Prompt: Across the entries below, how many lines contain the string "губернатора"? Give only the count.
:: Entries shown ::
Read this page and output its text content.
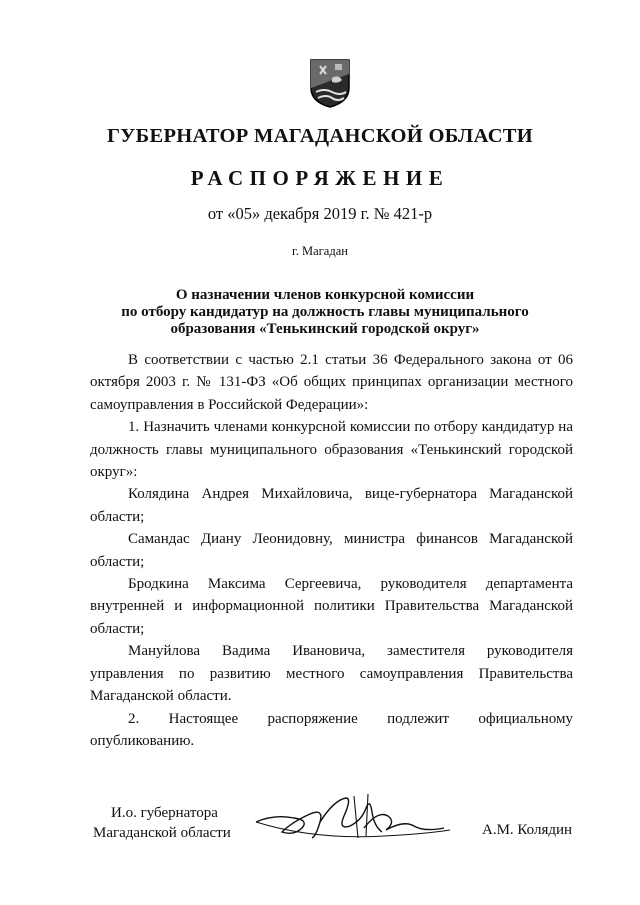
ГУБЕРНАТОР МАГАДАНСКОЙ ОБЛАСТИ
РАСПОРЯЖЕНИЕ
от «05» декабря 2019 г. № 421-р
г. Магадан
О назначении членов конкурсной комиссии
по отбору кандидатур на должность главы муниципального
образования «Тенькинский городской округ»

В соответствии с частью 2.1 статьи 36 Федерального закона от 06 октября 2003 г. № 131-ФЗ «Об общих принципах организации местного самоуправления в Российской Федерации»:

1. Назначить членами конкурсной комиссии по отбору кандидатур на должность главы муниципального образования «Тенькинский городской округ»:

Колядина Андрея Михайловича, вице-губернатора Магаданской области;

Самандас Диану Леонидовну, министра финансов Магаданской области;

Бродкина Максима Сергеевича, руководителя департамента внутренней и информационной политики Правительства Магаданской области;

Мануйлова Вадима Ивановича, заместителя руководителя управления по развитию местного самоуправления Правительства Магаданской области.

2. Настоящее распоряжение подлежит официальному опубликованию.

И.о. губернатора
Магаданской области	А.М. Колядин
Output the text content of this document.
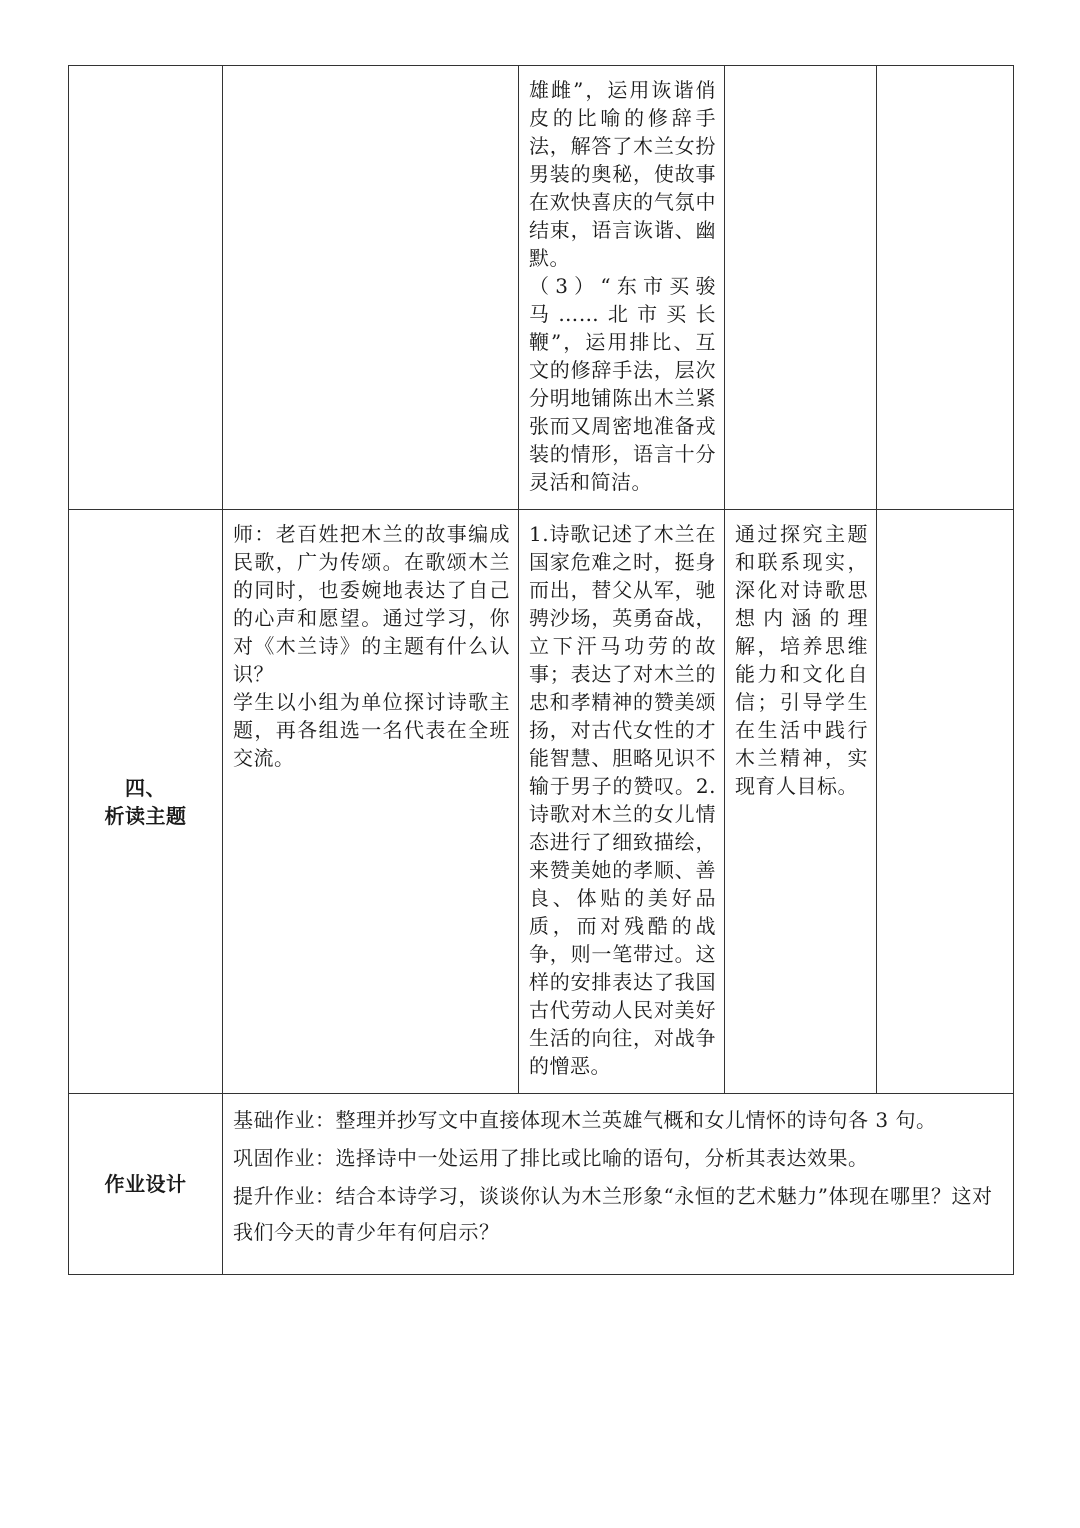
		雄雌”，运用诙谐俏皮的比喻的修辞手法，解答了木兰女扮男装的奥秘，使故事在欢快喜庆的气氛中结束，语言诙谐、幽默。
（3）“东市买骏马……北市买长鞭”，运用排比、互文的修辞手法，层次分明地铺陈出木兰紧张而又周密地准备戎装的情形，语言十分灵活和简洁。		

四、
析读主题	师：老百姓把木兰的故事编成民歌，广为传颂。在歌颂木兰的同时，也委婉地表达了自己的心声和愿望。通过学习，你对《木兰诗》的主题有什么认识？
学生以小组为单位探讨诗歌主题，再各组选一名代表在全班交流。	1.诗歌记述了木兰在国家危难之时，挺身而出，替父从军，驰骋沙场，英勇奋战，立下汗马功劳的故事；表达了对木兰的忠和孝精神的赞美颂扬，对古代女性的才能智慧、胆略见识不输于男子的赞叹。2.诗歌对木兰的女儿情态进行了细致描绘，来赞美她的孝顺、善良、体贴的美好品质，而对残酷的战争，则一笔带过。这样的安排表达了我国古代劳动人民对美好生活的向往，对战争的憎恶。	通过探究主题和联系现实，深化对诗歌思想内涵的理解，培养思维能力和文化自信；引导学生在生活中践行木兰精神，实现育人目标。	

作业设计	基础作业：整理并抄写文中直接体现木兰英雄气概和女儿情怀的诗句各 3 句。

巩固作业：选择诗中一处运用了排比或比喻的语句，分析其表达效果。

提升作业：结合本诗学习，谈谈你认为木兰形象“永恒的艺术魅力”体现在哪里？这对我们今天的青少年有何启示？			
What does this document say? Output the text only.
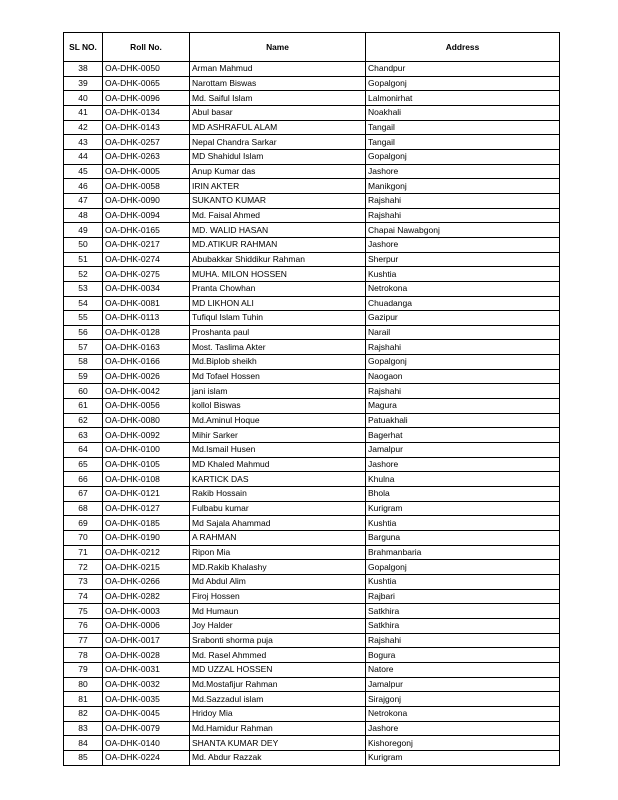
SL NO.	Roll No.	Name	Address
38	OA-DHK-0050	Arman Mahmud	Chandpur
39	OA-DHK-0065	Narottam Biswas	Gopalgonj
40	OA-DHK-0096	Md. Saiful Islam	Lalmonirhat
41	OA-DHK-0134	Abul basar	Noakhali
42	OA-DHK-0143	MD ASHRAFUL ALAM	Tangail
43	OA-DHK-0257	Nepal Chandra Sarkar	Tangail
44	OA-DHK-0263	MD Shahidul Islam	Gopalgonj
45	OA-DHK-0005	Anup Kumar das	Jashore
46	OA-DHK-0058	IRIN AKTER	Manikgonj
47	OA-DHK-0090	SUKANTO KUMAR	Rajshahi
48	OA-DHK-0094	Md. Faisal Ahmed	Rajshahi
49	OA-DHK-0165	MD. WALID HASAN	Chapai Nawabgonj
50	OA-DHK-0217	MD.ATIKUR RAHMAN	Jashore
51	OA-DHK-0274	Abubakkar Shiddikur Rahman	Sherpur
52	OA-DHK-0275	MUHA. MILON HOSSEN	Kushtia
53	OA-DHK-0034	Pranta Chowhan	Netrokona
54	OA-DHK-0081	MD LIKHON ALI	Chuadanga
55	OA-DHK-0113	Tufiqul Islam Tuhin	Gazipur
56	OA-DHK-0128	Proshanta paul	Narail
57	OA-DHK-0163	Most. Taslima Akter	Rajshahi
58	OA-DHK-0166	Md.Biplob sheikh	Gopalgonj
59	OA-DHK-0026	Md Tofael Hossen	Naogaon
60	OA-DHK-0042	jani islam	Rajshahi
61	OA-DHK-0056	kollol Biswas	Magura
62	OA-DHK-0080	Md.Aminul Hoque	Patuakhali
63	OA-DHK-0092	Mihir Sarker	Bagerhat
64	OA-DHK-0100	Md.Ismail Husen	Jamalpur
65	OA-DHK-0105	MD Khaled Mahmud	Jashore
66	OA-DHK-0108	KARTICK DAS	Khulna
67	OA-DHK-0121	Rakib Hossain	Bhola
68	OA-DHK-0127	Fulbabu kumar	Kurigram
69	OA-DHK-0185	Md Sajala Ahammad	Kushtia
70	OA-DHK-0190	A RAHMAN	Barguna
71	OA-DHK-0212	Ripon Mia	Brahmanbaria
72	OA-DHK-0215	MD.Rakib Khalashy	Gopalgonj
73	OA-DHK-0266	Md Abdul Alim	Kushtia
74	OA-DHK-0282	Firoj Hossen	Rajbari
75	OA-DHK-0003	Md Humaun	Satkhira
76	OA-DHK-0006	Joy Halder	Satkhira
77	OA-DHK-0017	Srabonti shorma puja	Rajshahi
78	OA-DHK-0028	Md. Rasel Ahmmed	Bogura
79	OA-DHK-0031	MD UZZAL HOSSEN	Natore
80	OA-DHK-0032	Md.Mostafijur Rahman	Jamalpur
81	OA-DHK-0035	Md.Sazzadul islam	Sirajgonj
82	OA-DHK-0045	Hridoy Mia	Netrokona
83	OA-DHK-0079	Md.Hamidur Rahman	Jashore
84	OA-DHK-0140	SHANTA KUMAR DEY	Kishoregonj
85	OA-DHK-0224	Md. Abdur Razzak	Kurigram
:::
Output for this exercise: 2